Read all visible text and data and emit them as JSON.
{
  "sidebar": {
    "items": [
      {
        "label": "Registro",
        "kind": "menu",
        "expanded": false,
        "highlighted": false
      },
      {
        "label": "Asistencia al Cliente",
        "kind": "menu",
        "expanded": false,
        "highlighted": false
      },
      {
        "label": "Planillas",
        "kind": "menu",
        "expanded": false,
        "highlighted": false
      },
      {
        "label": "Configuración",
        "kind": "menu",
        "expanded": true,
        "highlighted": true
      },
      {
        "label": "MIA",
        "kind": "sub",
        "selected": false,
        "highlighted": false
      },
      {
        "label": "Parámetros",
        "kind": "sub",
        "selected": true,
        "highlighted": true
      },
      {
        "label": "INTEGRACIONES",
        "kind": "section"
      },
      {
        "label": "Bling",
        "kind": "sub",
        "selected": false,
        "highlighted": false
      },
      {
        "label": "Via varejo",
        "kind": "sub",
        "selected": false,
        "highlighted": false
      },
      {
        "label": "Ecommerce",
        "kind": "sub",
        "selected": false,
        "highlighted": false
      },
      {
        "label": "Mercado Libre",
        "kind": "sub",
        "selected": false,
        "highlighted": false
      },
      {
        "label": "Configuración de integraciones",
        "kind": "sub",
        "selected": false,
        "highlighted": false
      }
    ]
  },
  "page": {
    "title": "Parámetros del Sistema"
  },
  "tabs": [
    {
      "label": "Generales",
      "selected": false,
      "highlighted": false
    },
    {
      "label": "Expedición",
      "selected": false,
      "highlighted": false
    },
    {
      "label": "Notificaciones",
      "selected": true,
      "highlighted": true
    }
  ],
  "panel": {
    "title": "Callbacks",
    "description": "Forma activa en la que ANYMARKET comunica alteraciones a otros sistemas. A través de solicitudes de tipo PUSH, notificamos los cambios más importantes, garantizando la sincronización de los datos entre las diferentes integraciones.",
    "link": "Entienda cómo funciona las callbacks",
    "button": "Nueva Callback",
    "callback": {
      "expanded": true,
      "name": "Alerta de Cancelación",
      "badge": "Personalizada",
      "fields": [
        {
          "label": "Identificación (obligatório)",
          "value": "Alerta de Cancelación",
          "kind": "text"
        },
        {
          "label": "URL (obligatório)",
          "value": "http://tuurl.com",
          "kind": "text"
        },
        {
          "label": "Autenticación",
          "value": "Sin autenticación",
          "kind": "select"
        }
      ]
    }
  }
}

> [Problem to work on]
How many of the lines above hold the word "true"? Give only that number.

> [Result]
7